::: TASK INPUTS

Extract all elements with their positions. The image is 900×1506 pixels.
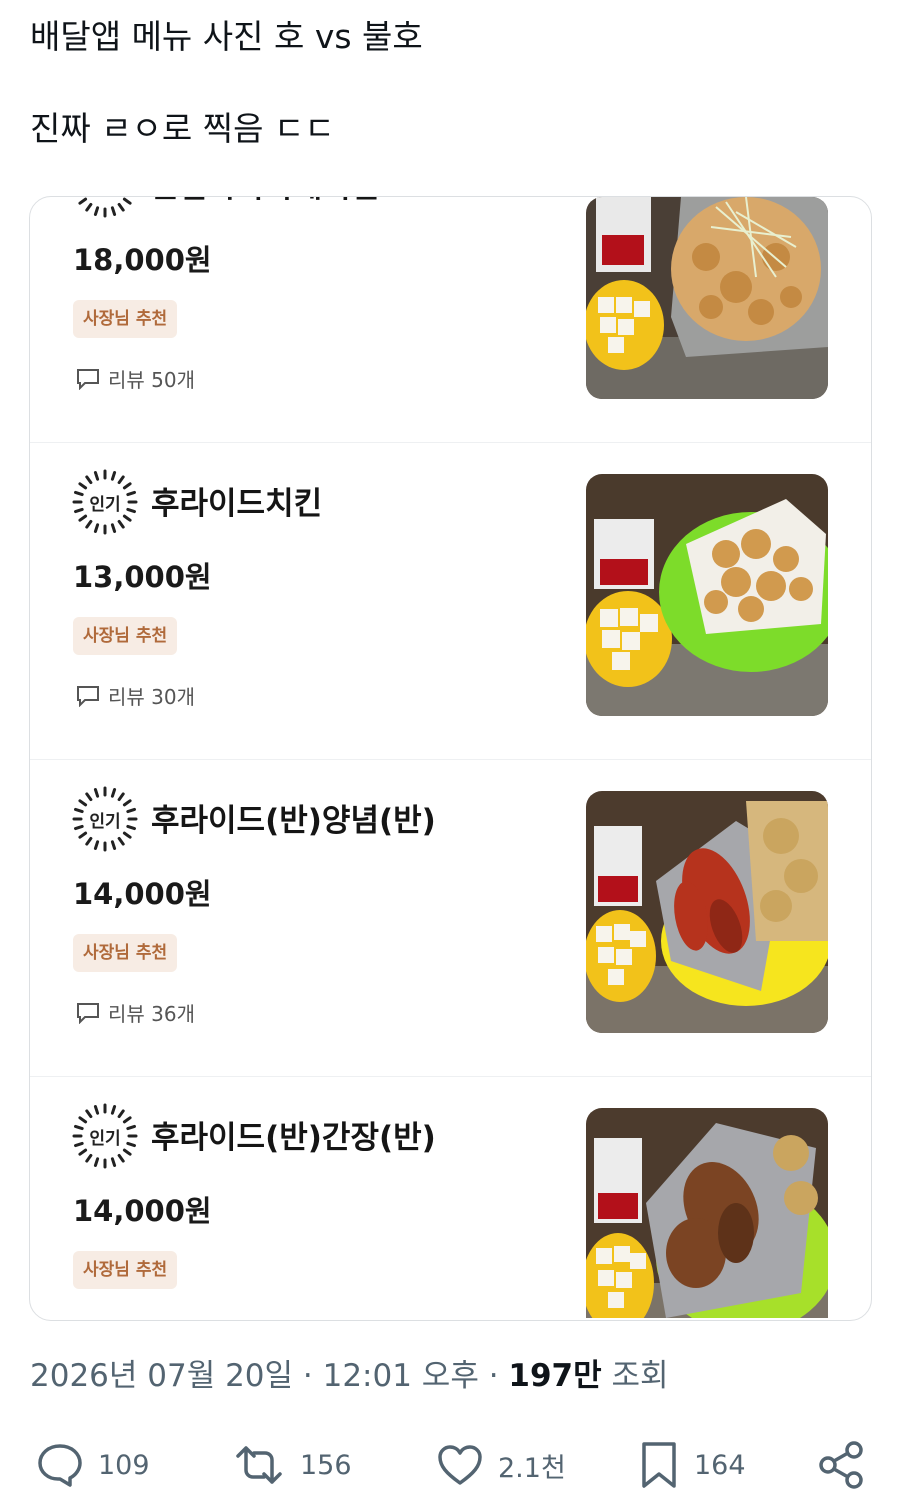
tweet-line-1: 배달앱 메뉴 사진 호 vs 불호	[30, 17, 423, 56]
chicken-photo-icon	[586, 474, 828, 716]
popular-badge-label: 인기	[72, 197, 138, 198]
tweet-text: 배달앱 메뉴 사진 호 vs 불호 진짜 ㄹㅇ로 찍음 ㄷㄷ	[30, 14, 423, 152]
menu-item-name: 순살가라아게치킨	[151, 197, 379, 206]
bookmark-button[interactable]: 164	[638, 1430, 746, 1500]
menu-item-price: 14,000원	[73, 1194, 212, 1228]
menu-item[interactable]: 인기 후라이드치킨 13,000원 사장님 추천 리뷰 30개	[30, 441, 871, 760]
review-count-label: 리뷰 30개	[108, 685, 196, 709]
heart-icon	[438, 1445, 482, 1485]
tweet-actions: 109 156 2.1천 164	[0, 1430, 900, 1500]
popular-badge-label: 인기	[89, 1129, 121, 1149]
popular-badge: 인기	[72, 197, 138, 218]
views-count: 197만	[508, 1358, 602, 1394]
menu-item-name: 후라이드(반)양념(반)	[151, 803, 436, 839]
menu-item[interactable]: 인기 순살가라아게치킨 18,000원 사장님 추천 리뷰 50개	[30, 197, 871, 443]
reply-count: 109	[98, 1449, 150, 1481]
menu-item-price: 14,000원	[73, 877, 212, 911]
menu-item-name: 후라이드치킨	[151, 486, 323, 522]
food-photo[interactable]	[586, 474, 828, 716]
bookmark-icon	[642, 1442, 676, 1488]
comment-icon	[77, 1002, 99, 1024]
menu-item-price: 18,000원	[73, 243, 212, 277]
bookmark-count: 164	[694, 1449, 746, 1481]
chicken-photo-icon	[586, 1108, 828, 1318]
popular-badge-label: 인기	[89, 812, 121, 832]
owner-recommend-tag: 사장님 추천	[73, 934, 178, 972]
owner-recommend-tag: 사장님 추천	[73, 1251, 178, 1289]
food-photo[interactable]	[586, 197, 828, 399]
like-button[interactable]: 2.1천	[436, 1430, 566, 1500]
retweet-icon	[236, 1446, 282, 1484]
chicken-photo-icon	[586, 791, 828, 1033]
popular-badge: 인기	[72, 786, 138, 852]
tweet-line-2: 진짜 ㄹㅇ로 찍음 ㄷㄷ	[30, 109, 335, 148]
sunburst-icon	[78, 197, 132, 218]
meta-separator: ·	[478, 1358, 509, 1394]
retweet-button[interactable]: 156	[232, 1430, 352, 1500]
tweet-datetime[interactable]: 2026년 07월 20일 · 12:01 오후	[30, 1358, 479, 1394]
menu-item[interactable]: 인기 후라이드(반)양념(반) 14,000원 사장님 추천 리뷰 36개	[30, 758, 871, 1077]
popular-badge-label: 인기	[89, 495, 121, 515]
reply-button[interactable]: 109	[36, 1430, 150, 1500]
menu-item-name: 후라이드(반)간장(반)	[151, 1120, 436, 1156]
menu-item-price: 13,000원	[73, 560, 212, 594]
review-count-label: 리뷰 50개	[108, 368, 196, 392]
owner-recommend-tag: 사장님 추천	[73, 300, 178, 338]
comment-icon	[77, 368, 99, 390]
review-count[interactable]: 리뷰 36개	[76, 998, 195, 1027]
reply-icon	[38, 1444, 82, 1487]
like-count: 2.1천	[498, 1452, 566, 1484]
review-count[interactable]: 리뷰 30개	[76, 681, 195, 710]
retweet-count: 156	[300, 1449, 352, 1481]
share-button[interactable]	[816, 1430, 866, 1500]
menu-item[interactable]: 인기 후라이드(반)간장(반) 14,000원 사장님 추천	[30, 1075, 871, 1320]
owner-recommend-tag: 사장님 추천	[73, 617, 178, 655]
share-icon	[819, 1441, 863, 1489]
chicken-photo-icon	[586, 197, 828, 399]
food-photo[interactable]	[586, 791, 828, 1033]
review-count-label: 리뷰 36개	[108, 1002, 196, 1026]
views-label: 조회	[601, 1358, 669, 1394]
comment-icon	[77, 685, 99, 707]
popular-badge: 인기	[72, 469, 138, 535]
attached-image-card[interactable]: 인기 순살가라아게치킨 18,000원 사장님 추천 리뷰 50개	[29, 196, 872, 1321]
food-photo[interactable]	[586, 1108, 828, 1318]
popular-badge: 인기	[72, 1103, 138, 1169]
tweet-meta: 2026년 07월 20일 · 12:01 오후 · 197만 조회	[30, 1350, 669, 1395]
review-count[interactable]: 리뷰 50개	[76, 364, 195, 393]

::::::

# [YOUR INSTRUCTIONS]
Copy the lines of the entries exactly as they appear, beginning with the line containing "tweet-line-1: 배달앱 메뉴" and continuing through the line containing "803, 436, 839]".

# [CORRECT RESPONSE]
tweet-line-1: 배달앱 메뉴 사진 호 vs 불호	[30, 17, 423, 56]
chicken-photo-icon	[586, 474, 828, 716]
popular-badge-label: 인기	[72, 197, 138, 198]
tweet-text: 배달앱 메뉴 사진 호 vs 불호 진짜 ㄹㅇ로 찍음 ㄷㄷ	[30, 14, 423, 152]
menu-item-name: 순살가라아게치킨	[151, 197, 379, 206]
bookmark-button[interactable]: 164	[638, 1430, 746, 1500]
menu-item-price: 14,000원	[73, 1194, 212, 1228]
menu-item[interactable]: 인기 후라이드치킨 13,000원 사장님 추천 리뷰 30개	[30, 441, 871, 760]
review-count-label: 리뷰 30개	[108, 685, 196, 709]
heart-icon	[438, 1445, 482, 1485]
tweet-actions: 109 156 2.1천 164	[0, 1430, 900, 1500]
popular-badge-label: 인기	[89, 1129, 121, 1149]
popular-badge: 인기	[72, 197, 138, 218]
views-count: 197만	[508, 1358, 602, 1394]
menu-item-name: 후라이드(반)양념(반)	[151, 803, 436, 839]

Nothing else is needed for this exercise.